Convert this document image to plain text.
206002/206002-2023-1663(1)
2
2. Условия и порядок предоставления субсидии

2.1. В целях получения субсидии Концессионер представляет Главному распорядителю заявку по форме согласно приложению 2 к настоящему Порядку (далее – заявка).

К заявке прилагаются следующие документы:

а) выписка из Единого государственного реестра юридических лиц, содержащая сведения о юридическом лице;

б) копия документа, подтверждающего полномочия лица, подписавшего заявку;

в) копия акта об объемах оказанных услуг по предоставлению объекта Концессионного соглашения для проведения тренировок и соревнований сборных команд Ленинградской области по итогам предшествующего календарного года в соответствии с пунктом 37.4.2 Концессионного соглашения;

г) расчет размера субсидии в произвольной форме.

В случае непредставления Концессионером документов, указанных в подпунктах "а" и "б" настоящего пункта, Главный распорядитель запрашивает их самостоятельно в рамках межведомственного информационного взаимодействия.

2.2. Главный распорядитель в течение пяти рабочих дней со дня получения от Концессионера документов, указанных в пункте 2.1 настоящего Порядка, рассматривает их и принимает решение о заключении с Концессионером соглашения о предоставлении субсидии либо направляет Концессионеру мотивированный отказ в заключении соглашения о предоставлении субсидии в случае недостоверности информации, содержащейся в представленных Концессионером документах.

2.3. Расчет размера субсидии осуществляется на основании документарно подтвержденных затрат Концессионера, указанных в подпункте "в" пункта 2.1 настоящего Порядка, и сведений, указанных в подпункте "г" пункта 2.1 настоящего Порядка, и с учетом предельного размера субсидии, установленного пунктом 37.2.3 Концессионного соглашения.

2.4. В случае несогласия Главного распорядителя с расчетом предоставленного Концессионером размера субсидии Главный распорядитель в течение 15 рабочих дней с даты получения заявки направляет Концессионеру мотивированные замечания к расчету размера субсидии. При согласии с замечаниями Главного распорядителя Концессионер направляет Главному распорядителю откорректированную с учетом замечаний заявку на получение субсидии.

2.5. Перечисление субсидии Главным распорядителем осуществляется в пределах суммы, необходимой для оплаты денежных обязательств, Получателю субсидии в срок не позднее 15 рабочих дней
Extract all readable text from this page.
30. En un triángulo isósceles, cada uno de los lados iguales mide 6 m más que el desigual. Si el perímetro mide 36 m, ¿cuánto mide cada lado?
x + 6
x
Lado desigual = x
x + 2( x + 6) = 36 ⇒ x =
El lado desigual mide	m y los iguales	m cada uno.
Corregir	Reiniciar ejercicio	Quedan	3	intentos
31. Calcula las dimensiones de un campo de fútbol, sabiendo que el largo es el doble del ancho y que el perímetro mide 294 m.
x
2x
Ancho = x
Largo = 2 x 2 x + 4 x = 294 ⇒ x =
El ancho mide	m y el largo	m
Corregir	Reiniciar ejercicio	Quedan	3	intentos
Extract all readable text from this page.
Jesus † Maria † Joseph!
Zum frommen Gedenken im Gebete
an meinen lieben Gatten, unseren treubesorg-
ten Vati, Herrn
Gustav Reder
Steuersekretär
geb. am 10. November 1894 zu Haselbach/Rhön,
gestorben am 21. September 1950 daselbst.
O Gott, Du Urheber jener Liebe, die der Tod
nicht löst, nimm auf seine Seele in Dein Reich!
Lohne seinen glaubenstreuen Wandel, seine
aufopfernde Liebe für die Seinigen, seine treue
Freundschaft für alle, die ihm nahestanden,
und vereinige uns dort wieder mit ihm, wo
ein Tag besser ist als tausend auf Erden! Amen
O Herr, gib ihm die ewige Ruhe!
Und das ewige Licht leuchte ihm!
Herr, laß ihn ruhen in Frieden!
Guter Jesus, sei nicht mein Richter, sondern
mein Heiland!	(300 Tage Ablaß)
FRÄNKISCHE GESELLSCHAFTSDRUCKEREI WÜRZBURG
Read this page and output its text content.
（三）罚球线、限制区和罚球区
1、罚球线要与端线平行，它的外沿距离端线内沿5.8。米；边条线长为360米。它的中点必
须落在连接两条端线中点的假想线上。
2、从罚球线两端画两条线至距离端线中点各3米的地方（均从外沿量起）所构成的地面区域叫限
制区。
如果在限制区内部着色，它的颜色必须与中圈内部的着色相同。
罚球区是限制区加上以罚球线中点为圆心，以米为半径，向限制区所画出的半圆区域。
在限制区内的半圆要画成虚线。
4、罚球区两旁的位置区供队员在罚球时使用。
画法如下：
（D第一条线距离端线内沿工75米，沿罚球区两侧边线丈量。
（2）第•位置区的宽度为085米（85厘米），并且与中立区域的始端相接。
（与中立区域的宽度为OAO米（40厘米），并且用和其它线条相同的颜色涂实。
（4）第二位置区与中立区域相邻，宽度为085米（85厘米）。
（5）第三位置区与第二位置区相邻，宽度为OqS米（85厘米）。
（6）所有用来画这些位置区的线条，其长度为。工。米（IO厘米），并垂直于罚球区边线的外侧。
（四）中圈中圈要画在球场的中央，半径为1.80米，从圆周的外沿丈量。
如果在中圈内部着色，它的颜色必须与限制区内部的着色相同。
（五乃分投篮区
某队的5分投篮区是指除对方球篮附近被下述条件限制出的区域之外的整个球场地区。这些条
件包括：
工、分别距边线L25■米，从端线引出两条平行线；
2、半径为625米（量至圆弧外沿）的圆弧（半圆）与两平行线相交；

### WHAT THIS TASK INVOLVES
Output exactly the lines between the one containing "Read this page and output its text content." and the final line above, both inclusive.

### SOLUTION TO THIS PROBLEM
Read this page and output its text content.
（三）罚球线、限制区和罚球区
1、罚球线要与端线平行，它的外沿距离端线内沿5.8。米；边条线长为360米。它的中点必
须落在连接两条端线中点的假想线上。
2、从罚球线两端画两条线至距离端线中点各3米的地方（均从外沿量起）所构成的地面区域叫限
制区。
如果在限制区内部着色，它的颜色必须与中圈内部的着色相同。
罚球区是限制区加上以罚球线中点为圆心，以米为半径，向限制区所画出的半圆区域。
在限制区内的半圆要画成虚线。
4、罚球区两旁的位置区供队员在罚球时使用。
画法如下：
（D第一条线距离端线内沿工75米，沿罚球区两侧边线丈量。
（2）第•位置区的宽度为085米（85厘米），并且与中立区域的始端相接。
（与中立区域的宽度为OAO米（40厘米），并且用和其它线条相同的颜色涂实。
（4）第二位置区与中立区域相邻，宽度为085米（85厘米）。
（5）第三位置区与第二位置区相邻，宽度为OqS米（85厘米）。
（6）所有用来画这些位置区的线条，其长度为。工。米（IO厘米），并垂直于罚球区边线的外侧。
（四）中圈中圈要画在球场的中央，半径为1.80米，从圆周的外沿丈量。
如果在中圈内部着色，它的颜色必须与限制区内部的着色相同。
（五乃分投篮区
某队的5分投篮区是指除对方球篮附近被下述条件限制出的区域之外的整个球场地区。这些条
件包括：
工、分别距边线L25■米，从端线引出两条平行线；
2、半径为625米（量至圆弧外沿）的圆弧（半圆）与两平行线相交；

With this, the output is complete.